** BEGIN DATA SHOWN **

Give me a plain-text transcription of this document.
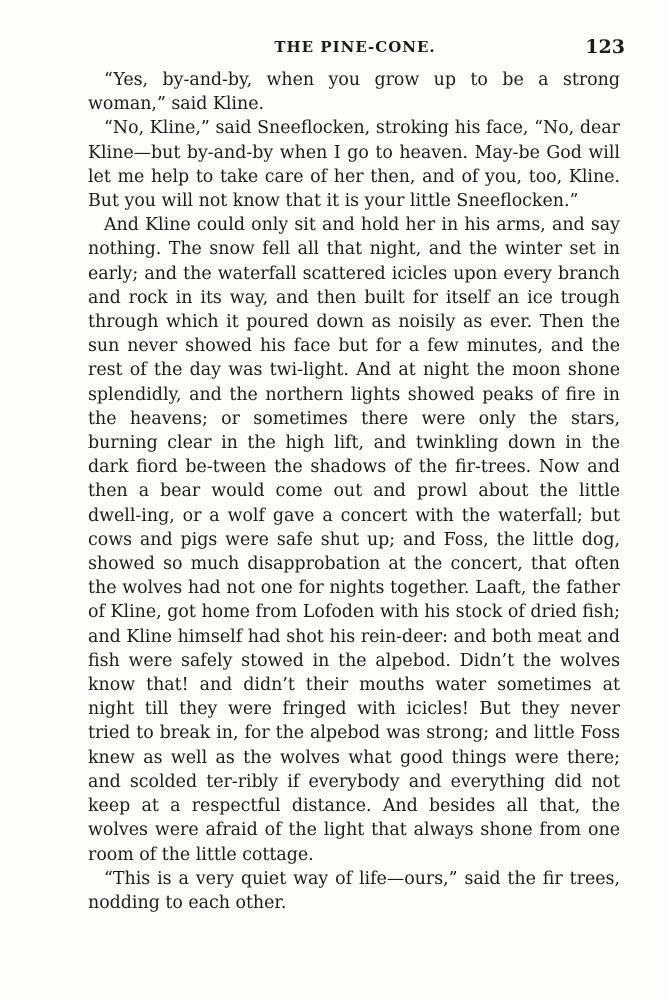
THE PINE-CONE.	123

“Yes, by-and-by, when you grow up to be a strong woman,” said Kline.

“No, Kline,” said Sneeflocken, stroking his face, “No, dear Kline—but by-and-by when I go to heaven. May-be God will let me help to take care of her then, and of you, too, Kline. But you will not know that it is your little Sneeflocken.”

And Kline could only sit and hold her in his arms, and say nothing. The snow fell all that night, and the winter set in early; and the waterfall scattered icicles upon every branch and rock in its way, and then built for itself an ice trough through which it poured down as noisily as ever. Then the sun never showed his face but for a few minutes, and the rest of the day was twi-light. And at night the moon shone splendidly, and the northern lights showed peaks of fire in the heavens; or sometimes there were only the stars, burning clear in the high lift, and twinkling down in the dark fiord be-tween the shadows of the fir-trees. Now and then a bear would come out and prowl about the little dwell-ing, or a wolf gave a concert with the waterfall; but cows and pigs were safe shut up; and Foss, the little dog, showed so much disapprobation at the concert, that often the wolves had not one for nights together. Laaft, the father of Kline, got home from Lofoden with his stock of dried fish; and Kline himself had shot his rein-deer: and both meat and fish were safely stowed in the alpebod. Didn’t the wolves know that! and didn’t their mouths water sometimes at night till they were fringed with icicles! But they never tried to break in, for the alpebod was strong; and little Foss knew as well as the wolves what good things were there; and scolded ter-ribly if everybody and everything did not keep at a respectful distance. And besides all that, the wolves were afraid of the light that always shone from one room of the little cottage.

“This is a very quiet way of life—ours,” said the fir trees, nodding to each other.
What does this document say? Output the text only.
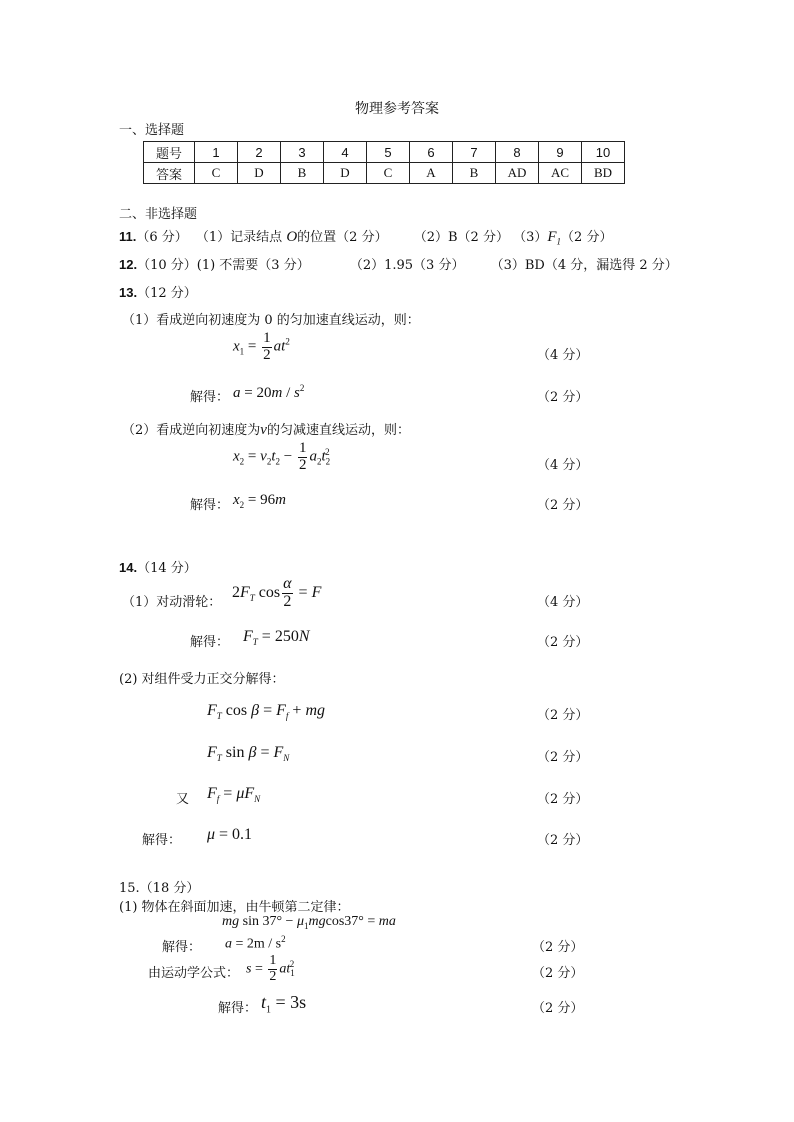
物理参考答案
一、选择题
题号	1	2	3	4	5	6	7	8	9	10
答案	C	D	B	D	C	A	B	AD	AC	BD
二、非选择题
11.（6 分） （1）记录结点 O的位置（2 分） （2）B（2 分） $(3)F_1(2$ 分）
12.（10 分）(1) 不需要（3 分）	（2）1.95（3 分） （3）BD（4 分，漏选得 2 分）
13.（12 分）
（1）看成逆向初速度为 0 的匀加速直线运动，则：
$x_1 = \frac{1}{2} at^2$
（4 分）
解得： $a = 20m / s^2$
（2 分）
（2）看成逆向初速度为v的匀减速直线运动，则：
$x_2 = v_2t_2 - \frac{1}{2} a_2t_2^2$
（4 分）
解得： $x_2 = 96m$	（2 分）
14.（14 分）
（1）对动滑轮：
$2F_T$ $\cos \frac{\alpha}{2} = F$
（4 分）
解得： $F_T = 250N$	（2 分）
(2) 对组件受力正交分解得：
$F_T$ $\cos \beta = F_f$ + mg	（2 分）
$F_T$ $\sin \beta = F_N$	（2 分）
又 $F_f = \mu F_N$	（2 分）
解得： μ = 0.1	（2 分）
15.（18 分）
(1) 物体在斜面加速，由牛顿第二定律：
mg $\sin 37^\circ - \mu_1mgcos37^\circ$ = ma
解得： $a = 2m / s^2$
（2 分）
由运动学公式： $s = \frac{1}{2} at_1^2$
（2 分）
解得： $t_1 = 3s$	（2 分）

** END DATA SHOWN **

> DESCRIPTION OF THE TASK:
What is the number of lines in the data that hold the word "document"? Reply with that number and nothing else.

> SOLVED PROBLEM:
2